## [OBJECTIVE]
Copy everything in the data below exactly except the pictures.

Dataset records:
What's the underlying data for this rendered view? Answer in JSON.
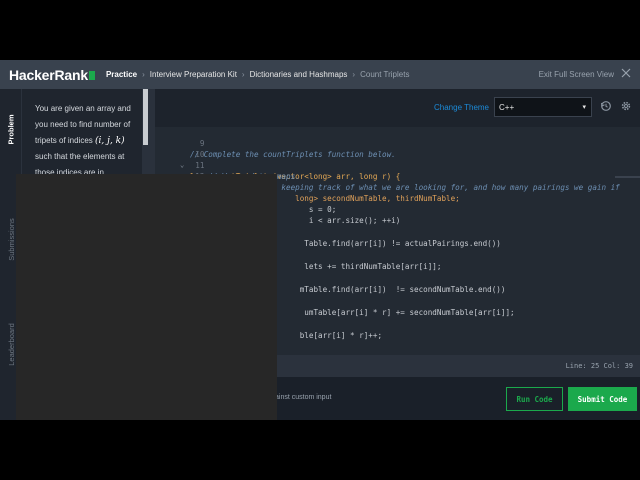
{
  "header": {
    "logo": "HackerRank",
    "breadcrumbs": [
      "Practice",
      "Interview Preparation Kit",
      "Dictionaries and Hashmaps",
      "Count Triplets"
    ],
    "exit_label": "Exit Full Screen View"
  },
  "tabs": [
    "Problem",
    "Submissions",
    "Leaderboard"
  ],
  "problem": {
    "text_before": "You are given an array and you need to find number of tripets of indices",
    "indices": "(i, j, k)",
    "text_after": "such that the elements at those indices are in"
  },
  "editor": {
    "change_theme": "Change Theme",
    "language": "C++",
    "code_lines": [
      {
        "num": "9",
        "text": "// Complete the countTriplets function below."
      },
      {
        "num": "10",
        "text": "long countTriplets(vector<long> arr, long r) {"
      },
      {
        "num": "11",
        "text": "    // We need two maps."
      },
      {
        "num": "12",
        "text": "    // First map is keeping track of what we are looking for, and how many pairings we gain if"
      },
      {
        "num": "",
        "text": "                       long> secondNumTable, thirdNumTable;"
      },
      {
        "num": "",
        "text": "                          s = 0;"
      },
      {
        "num": "",
        "text": "                          i < arr.size(); ++i)"
      },
      {
        "num": "",
        "text": "                         Table.find(arr[i]) != actualPairings.end())"
      },
      {
        "num": "",
        "text": "                         lets += thirdNumTable[arr[i]];"
      },
      {
        "num": "",
        "text": "                        mTable.find(arr[i])  != secondNumTable.end())"
      },
      {
        "num": "",
        "text": "                         umTable[arr[i] * r] += secondNumTable[arr[i]];"
      },
      {
        "num": "",
        "text": "                        ble[arr[i] * r]++;"
      }
    ],
    "status": "Line: 25 Col: 39",
    "custom_input_label": "ainst custom input",
    "run_label": "Run Code",
    "submit_label": "Submit Code"
  }
}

## [SOLVED EXERCISE]
What's the underlying data for this rendered view? Answer in JSON.
{
  "header": {
    "logo": "HackerRank",
    "breadcrumbs": [
      "Practice",
      "Interview Preparation Kit",
      "Dictionaries and Hashmaps",
      "Count Triplets"
    ],
    "exit_label": "Exit Full Screen View"
  },
  "tabs": [
    "Problem",
    "Submissions",
    "Leaderboard"
  ],
  "problem": {
    "text_before": "You are given an array and you need to find number of tripets of indices",
    "indices": "(i, j, k)",
    "text_after": "such that the elements at those indices are in"
  },
  "editor": {
    "change_theme": "Change Theme",
    "language": "C++",
    "code_lines": [
      {
        "num": "9",
        "text": "// Complete the countTriplets function below."
      },
      {
        "num": "10",
        "text": "long countTriplets(vector<long> arr, long r) {"
      },
      {
        "num": "11",
        "text": "    // We need two maps."
      },
      {
        "num": "12",
        "text": "    // First map is keeping track of what we are looking for, and how many pairings we gain if"
      },
      {
        "num": "",
        "text": "                       long> secondNumTable, thirdNumTable;"
      },
      {
        "num": "",
        "text": "                          s = 0;"
      },
      {
        "num": "",
        "text": "                          i < arr.size(); ++i)"
      },
      {
        "num": "",
        "text": "                         Table.find(arr[i]) != actualPairings.end())"
      },
      {
        "num": "",
        "text": "                         lets += thirdNumTable[arr[i]];"
      },
      {
        "num": "",
        "text": "                        mTable.find(arr[i])  != secondNumTable.end())"
      },
      {
        "num": "",
        "text": "                         umTable[arr[i] * r] += secondNumTable[arr[i]];"
      },
      {
        "num": "",
        "text": "                        ble[arr[i] * r]++;"
      }
    ],
    "status": "Line: 25 Col: 39",
    "custom_input_label": "ainst custom input",
    "run_label": "Run Code",
    "submit_label": "Submit Code"
  }
}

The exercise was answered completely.